> What the task asks:
Pictures stay out of the copy; restate everything else in the material exactly.

> Excerpted data:
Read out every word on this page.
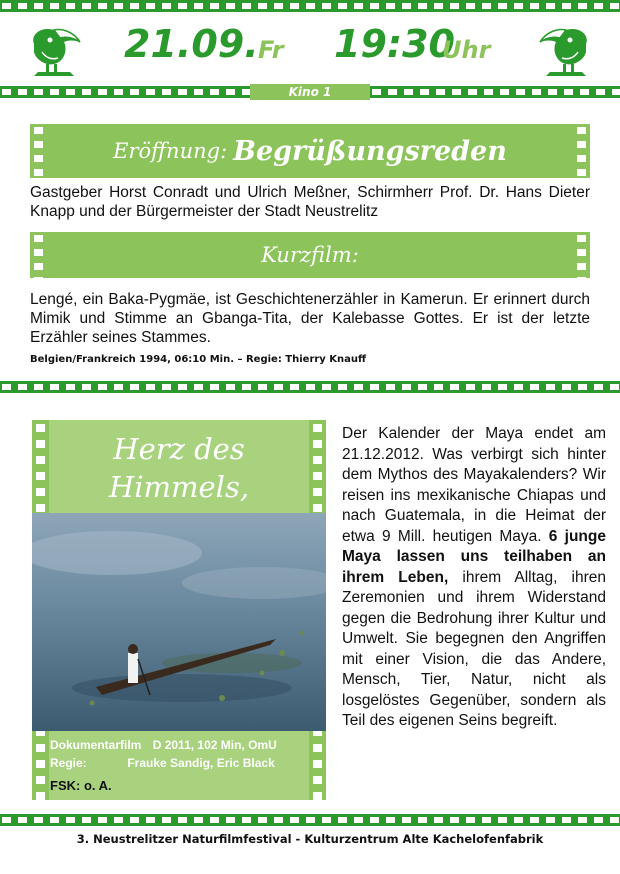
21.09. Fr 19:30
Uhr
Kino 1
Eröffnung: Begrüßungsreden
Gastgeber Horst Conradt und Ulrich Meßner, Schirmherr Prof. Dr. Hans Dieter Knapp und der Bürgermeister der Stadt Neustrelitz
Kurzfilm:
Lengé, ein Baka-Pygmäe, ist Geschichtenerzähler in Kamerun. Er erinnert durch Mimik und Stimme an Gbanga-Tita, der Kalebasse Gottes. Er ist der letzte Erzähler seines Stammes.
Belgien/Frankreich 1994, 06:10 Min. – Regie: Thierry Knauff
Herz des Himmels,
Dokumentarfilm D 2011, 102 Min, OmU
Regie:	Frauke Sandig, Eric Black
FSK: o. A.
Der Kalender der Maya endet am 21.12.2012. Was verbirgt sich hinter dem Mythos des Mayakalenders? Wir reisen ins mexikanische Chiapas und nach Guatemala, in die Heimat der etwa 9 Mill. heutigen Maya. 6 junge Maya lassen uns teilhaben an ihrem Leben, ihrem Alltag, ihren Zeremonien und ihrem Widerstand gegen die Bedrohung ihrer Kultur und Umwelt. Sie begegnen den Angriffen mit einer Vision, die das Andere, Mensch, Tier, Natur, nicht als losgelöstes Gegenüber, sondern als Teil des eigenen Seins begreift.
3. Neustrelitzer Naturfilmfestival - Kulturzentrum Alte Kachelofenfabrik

> Answer to this task:
Read out every word on this page.
21.09. Fr 19:30
Uhr
Kino 1
Eröffnung: Begrüßungsreden
Gastgeber Horst Conradt und Ulrich Meßner, Schirmherr Prof. Dr. Hans Dieter Knapp und der Bürgermeister der Stadt Neustrelitz
Kurzfilm:
Lengé, ein Baka-Pygmäe, ist Geschichtenerzähler in Kamerun. Er erinnert durch Mimik und Stimme an Gbanga-Tita, der Kalebasse Gottes. Er ist der letzte Erzähler seines Stammes.
Belgien/Frankreich 1994, 06:10 Min. – Regie: Thierry Knauff
Herz des Himmels,
Dokumentarfilm D 2011, 102 Min, OmU
Regie:	Frauke Sandig, Eric Black
FSK: o. A.
Der Kalender der Maya endet am 21.12.2012. Was verbirgt sich hinter dem Mythos des Mayakalenders? Wir reisen ins mexikanische Chiapas und nach Guatemala, in die Heimat der etwa 9 Mill. heutigen Maya. 6 junge Maya lassen uns teilhaben an ihrem Leben, ihrem Alltag, ihren Zeremonien und ihrem Widerstand gegen die Bedrohung ihrer Kultur und Umwelt. Sie begegnen den Angriffen mit einer Vision, die das Andere, Mensch, Tier, Natur, nicht als losgelöstes Gegenüber, sondern als Teil des eigenen Seins begreift.
3. Neustrelitzer Naturfilmfestival - Kulturzentrum Alte Kachelofenfabrik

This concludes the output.